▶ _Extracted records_
+++++

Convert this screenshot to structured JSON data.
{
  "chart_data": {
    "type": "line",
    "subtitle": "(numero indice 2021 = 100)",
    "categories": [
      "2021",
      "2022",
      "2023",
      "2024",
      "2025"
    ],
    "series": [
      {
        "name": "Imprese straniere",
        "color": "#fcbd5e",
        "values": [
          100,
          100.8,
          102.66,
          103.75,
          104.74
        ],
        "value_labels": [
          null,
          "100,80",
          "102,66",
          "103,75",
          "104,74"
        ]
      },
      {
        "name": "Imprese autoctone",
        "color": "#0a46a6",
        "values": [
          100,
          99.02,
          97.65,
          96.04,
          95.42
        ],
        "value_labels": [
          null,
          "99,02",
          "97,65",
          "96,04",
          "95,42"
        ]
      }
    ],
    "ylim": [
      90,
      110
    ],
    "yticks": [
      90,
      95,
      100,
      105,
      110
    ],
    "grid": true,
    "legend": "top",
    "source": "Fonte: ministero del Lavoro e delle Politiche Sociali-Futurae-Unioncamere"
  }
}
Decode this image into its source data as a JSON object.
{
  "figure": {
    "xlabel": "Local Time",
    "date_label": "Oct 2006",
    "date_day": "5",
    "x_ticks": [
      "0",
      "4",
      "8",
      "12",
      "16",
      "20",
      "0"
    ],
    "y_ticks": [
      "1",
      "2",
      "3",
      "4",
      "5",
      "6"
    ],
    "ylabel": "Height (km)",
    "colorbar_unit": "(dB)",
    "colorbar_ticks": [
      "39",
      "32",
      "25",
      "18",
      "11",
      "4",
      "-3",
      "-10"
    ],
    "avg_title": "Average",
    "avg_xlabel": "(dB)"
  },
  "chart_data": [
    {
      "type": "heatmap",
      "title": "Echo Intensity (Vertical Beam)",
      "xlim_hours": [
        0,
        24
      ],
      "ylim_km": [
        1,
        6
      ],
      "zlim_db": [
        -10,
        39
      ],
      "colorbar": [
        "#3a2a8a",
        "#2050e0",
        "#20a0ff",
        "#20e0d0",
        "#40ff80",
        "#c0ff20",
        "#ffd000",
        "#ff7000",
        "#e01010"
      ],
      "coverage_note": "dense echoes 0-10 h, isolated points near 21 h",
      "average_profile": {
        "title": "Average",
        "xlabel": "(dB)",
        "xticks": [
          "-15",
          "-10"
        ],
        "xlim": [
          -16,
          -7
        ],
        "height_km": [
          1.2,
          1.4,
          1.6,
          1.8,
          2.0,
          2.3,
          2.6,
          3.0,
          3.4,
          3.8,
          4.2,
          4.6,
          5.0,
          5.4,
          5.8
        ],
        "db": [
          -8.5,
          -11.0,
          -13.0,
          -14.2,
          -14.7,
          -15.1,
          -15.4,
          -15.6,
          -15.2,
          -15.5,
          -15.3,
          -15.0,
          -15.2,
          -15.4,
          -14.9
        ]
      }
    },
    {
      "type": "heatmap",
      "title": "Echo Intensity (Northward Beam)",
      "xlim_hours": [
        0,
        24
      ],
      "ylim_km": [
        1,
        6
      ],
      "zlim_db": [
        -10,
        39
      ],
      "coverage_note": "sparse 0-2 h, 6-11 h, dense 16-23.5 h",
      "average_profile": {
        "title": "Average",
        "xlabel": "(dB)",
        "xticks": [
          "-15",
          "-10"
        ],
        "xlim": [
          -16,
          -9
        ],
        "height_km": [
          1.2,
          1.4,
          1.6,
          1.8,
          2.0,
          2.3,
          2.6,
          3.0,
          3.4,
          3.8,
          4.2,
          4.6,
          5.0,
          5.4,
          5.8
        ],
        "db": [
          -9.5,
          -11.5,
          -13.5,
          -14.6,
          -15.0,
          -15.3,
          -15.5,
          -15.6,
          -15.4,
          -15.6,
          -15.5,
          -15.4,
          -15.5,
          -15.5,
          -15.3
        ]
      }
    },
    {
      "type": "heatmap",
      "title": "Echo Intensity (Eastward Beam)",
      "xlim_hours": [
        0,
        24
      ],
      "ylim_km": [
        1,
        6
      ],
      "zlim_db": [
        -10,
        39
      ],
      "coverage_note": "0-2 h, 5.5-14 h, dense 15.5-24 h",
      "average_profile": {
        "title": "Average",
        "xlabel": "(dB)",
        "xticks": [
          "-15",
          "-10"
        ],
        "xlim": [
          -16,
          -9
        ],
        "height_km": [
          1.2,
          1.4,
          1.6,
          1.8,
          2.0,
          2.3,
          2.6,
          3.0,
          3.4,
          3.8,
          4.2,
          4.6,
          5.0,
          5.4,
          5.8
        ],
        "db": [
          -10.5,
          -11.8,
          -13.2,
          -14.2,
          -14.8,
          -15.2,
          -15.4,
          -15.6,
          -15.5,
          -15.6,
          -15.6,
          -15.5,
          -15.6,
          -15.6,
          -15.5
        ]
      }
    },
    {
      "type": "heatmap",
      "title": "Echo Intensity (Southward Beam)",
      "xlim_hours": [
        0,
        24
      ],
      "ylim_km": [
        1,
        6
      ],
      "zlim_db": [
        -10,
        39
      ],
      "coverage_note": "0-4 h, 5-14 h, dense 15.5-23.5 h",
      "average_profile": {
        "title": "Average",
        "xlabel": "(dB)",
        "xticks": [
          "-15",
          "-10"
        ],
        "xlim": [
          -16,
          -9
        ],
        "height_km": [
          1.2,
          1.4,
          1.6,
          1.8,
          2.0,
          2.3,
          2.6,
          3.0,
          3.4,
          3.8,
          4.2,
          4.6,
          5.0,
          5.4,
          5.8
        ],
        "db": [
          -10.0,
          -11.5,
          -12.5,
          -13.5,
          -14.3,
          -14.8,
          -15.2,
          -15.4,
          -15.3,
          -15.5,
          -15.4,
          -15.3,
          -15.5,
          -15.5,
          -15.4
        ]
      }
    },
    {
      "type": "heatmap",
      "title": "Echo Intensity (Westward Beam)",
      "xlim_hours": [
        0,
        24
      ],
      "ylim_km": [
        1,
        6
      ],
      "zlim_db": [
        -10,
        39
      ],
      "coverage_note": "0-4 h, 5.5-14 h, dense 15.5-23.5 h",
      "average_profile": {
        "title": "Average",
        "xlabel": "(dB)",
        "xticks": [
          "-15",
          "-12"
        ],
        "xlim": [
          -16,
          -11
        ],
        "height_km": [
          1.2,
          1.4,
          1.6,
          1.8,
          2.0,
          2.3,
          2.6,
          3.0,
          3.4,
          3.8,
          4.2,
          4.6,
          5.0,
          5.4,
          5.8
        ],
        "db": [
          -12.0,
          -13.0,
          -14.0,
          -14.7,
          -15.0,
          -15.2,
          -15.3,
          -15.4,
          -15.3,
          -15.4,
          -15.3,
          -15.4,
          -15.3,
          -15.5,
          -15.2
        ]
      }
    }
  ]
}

+++++

▶ _Your instructions_
The full set of records should be duplicated exactly.

▶ _Final result_
Convert this screenshot to structured JSON data.
{
  "chart_data": {
    "type": "line",
    "subtitle": "(numero indice 2021 = 100)",
    "categories": [
      "2021",
      "2022",
      "2023",
      "2024",
      "2025"
    ],
    "series": [
      {
        "name": "Imprese straniere",
        "color": "#fcbd5e",
        "values": [
          100,
          100.8,
          102.66,
          103.75,
          104.74
        ],
        "value_labels": [
          null,
          "100,80",
          "102,66",
          "103,75",
          "104,74"
        ]
      },
      {
        "name": "Imprese autoctone",
        "color": "#0a46a6",
        "values": [
          100,
          99.02,
          97.65,
          96.04,
          95.42
        ],
        "value_labels": [
          null,
          "99,02",
          "97,65",
          "96,04",
          "95,42"
        ]
      }
    ],
    "ylim": [
      90,
      110
    ],
    "yticks": [
      90,
      95,
      100,
      105,
      110
    ],
    "grid": true,
    "legend": "top",
    "source": "Fonte: ministero del Lavoro e delle Politiche Sociali-Futurae-Unioncamere"
  }
}
Decode this image into its source data as a JSON object.
{
  "figure": {
    "xlabel": "Local Time",
    "date_label": "Oct 2006",
    "date_day": "5",
    "x_ticks": [
      "0",
      "4",
      "8",
      "12",
      "16",
      "20",
      "0"
    ],
    "y_ticks": [
      "1",
      "2",
      "3",
      "4",
      "5",
      "6"
    ],
    "ylabel": "Height (km)",
    "colorbar_unit": "(dB)",
    "colorbar_ticks": [
      "39",
      "32",
      "25",
      "18",
      "11",
      "4",
      "-3",
      "-10"
    ],
    "avg_title": "Average",
    "avg_xlabel": "(dB)"
  },
  "chart_data": [
    {
      "type": "heatmap",
      "title": "Echo Intensity (Vertical Beam)",
      "xlim_hours": [
        0,
        24
      ],
      "ylim_km": [
        1,
        6
      ],
      "zlim_db": [
        -10,
        39
      ],
      "colorbar": [
        "#3a2a8a",
        "#2050e0",
        "#20a0ff",
        "#20e0d0",
        "#40ff80",
        "#c0ff20",
        "#ffd000",
        "#ff7000",
        "#e01010"
      ],
      "coverage_note": "dense echoes 0-10 h, isolated points near 21 h",
      "average_profile": {
        "title": "Average",
        "xlabel": "(dB)",
        "xticks": [
          "-15",
          "-10"
        ],
        "xlim": [
          -16,
          -7
        ],
        "height_km": [
          1.2,
          1.4,
          1.6,
          1.8,
          2.0,
          2.3,
          2.6,
          3.0,
          3.4,
          3.8,
          4.2,
          4.6,
          5.0,
          5.4,
          5.8
        ],
        "db": [
          -8.5,
          -11.0,
          -13.0,
          -14.2,
          -14.7,
          -15.1,
          -15.4,
          -15.6,
          -15.2,
          -15.5,
          -15.3,
          -15.0,
          -15.2,
          -15.4,
          -14.9
        ]
      }
    },
    {
      "type": "heatmap",
      "title": "Echo Intensity (Northward Beam)",
      "xlim_hours": [
        0,
        24
      ],
      "ylim_km": [
        1,
        6
      ],
      "zlim_db": [
        -10,
        39
      ],
      "coverage_note": "sparse 0-2 h, 6-11 h, dense 16-23.5 h",
      "average_profile": {
        "title": "Average",
        "xlabel": "(dB)",
        "xticks": [
          "-15",
          "-10"
        ],
        "xlim": [
          -16,
          -9
        ],
        "height_km": [
          1.2,
          1.4,
          1.6,
          1.8,
          2.0,
          2.3,
          2.6,
          3.0,
          3.4,
          3.8,
          4.2,
          4.6,
          5.0,
          5.4,
          5.8
        ],
        "db": [
          -9.5,
          -11.5,
          -13.5,
          -14.6,
          -15.0,
          -15.3,
          -15.5,
          -15.6,
          -15.4,
          -15.6,
          -15.5,
          -15.4,
          -15.5,
          -15.5,
          -15.3
        ]
      }
    },
    {
      "type": "heatmap",
      "title": "Echo Intensity (Eastward Beam)",
      "xlim_hours": [
        0,
        24
      ],
      "ylim_km": [
        1,
        6
      ],
      "zlim_db": [
        -10,
        39
      ],
      "coverage_note": "0-2 h, 5.5-14 h, dense 15.5-24 h",
      "average_profile": {
        "title": "Average",
        "xlabel": "(dB)",
        "xticks": [
          "-15",
          "-10"
        ],
        "xlim": [
          -16,
          -9
        ],
        "height_km": [
          1.2,
          1.4,
          1.6,
          1.8,
          2.0,
          2.3,
          2.6,
          3.0,
          3.4,
          3.8,
          4.2,
          4.6,
          5.0,
          5.4,
          5.8
        ],
        "db": [
          -10.5,
          -11.8,
          -13.2,
          -14.2,
          -14.8,
          -15.2,
          -15.4,
          -15.6,
          -15.5,
          -15.6,
          -15.6,
          -15.5,
          -15.6,
          -15.6,
          -15.5
        ]
      }
    },
    {
      "type": "heatmap",
      "title": "Echo Intensity (Southward Beam)",
      "xlim_hours": [
        0,
        24
      ],
      "ylim_km": [
        1,
        6
      ],
      "zlim_db": [
        -10,
        39
      ],
      "coverage_note": "0-4 h, 5-14 h, dense 15.5-23.5 h",
      "average_profile": {
        "title": "Average",
        "xlabel": "(dB)",
        "xticks": [
          "-15",
          "-10"
        ],
        "xlim": [
          -16,
          -9
        ],
        "height_km": [
          1.2,
          1.4,
          1.6,
          1.8,
          2.0,
          2.3,
          2.6,
          3.0,
          3.4,
          3.8,
          4.2,
          4.6,
          5.0,
          5.4,
          5.8
        ],
        "db": [
          -10.0,
          -11.5,
          -12.5,
          -13.5,
          -14.3,
          -14.8,
          -15.2,
          -15.4,
          -15.3,
          -15.5,
          -15.4,
          -15.3,
          -15.5,
          -15.5,
          -15.4
        ]
      }
    },
    {
      "type": "heatmap",
      "title": "Echo Intensity (Westward Beam)",
      "xlim_hours": [
        0,
        24
      ],
      "ylim_km": [
        1,
        6
      ],
      "zlim_db": [
        -10,
        39
      ],
      "coverage_note": "0-4 h, 5.5-14 h, dense 15.5-23.5 h",
      "average_profile": {
        "title": "Average",
        "xlabel": "(dB)",
        "xticks": [
          "-15",
          "-12"
        ],
        "xlim": [
          -16,
          -11
        ],
        "height_km": [
          1.2,
          1.4,
          1.6,
          1.8,
          2.0,
          2.3,
          2.6,
          3.0,
          3.4,
          3.8,
          4.2,
          4.6,
          5.0,
          5.4,
          5.8
        ],
        "db": [
          -12.0,
          -13.0,
          -14.0,
          -14.7,
          -15.0,
          -15.2,
          -15.3,
          -15.4,
          -15.3,
          -15.4,
          -15.3,
          -15.4,
          -15.3,
          -15.5,
          -15.2
        ]
      }
    }
  ]
}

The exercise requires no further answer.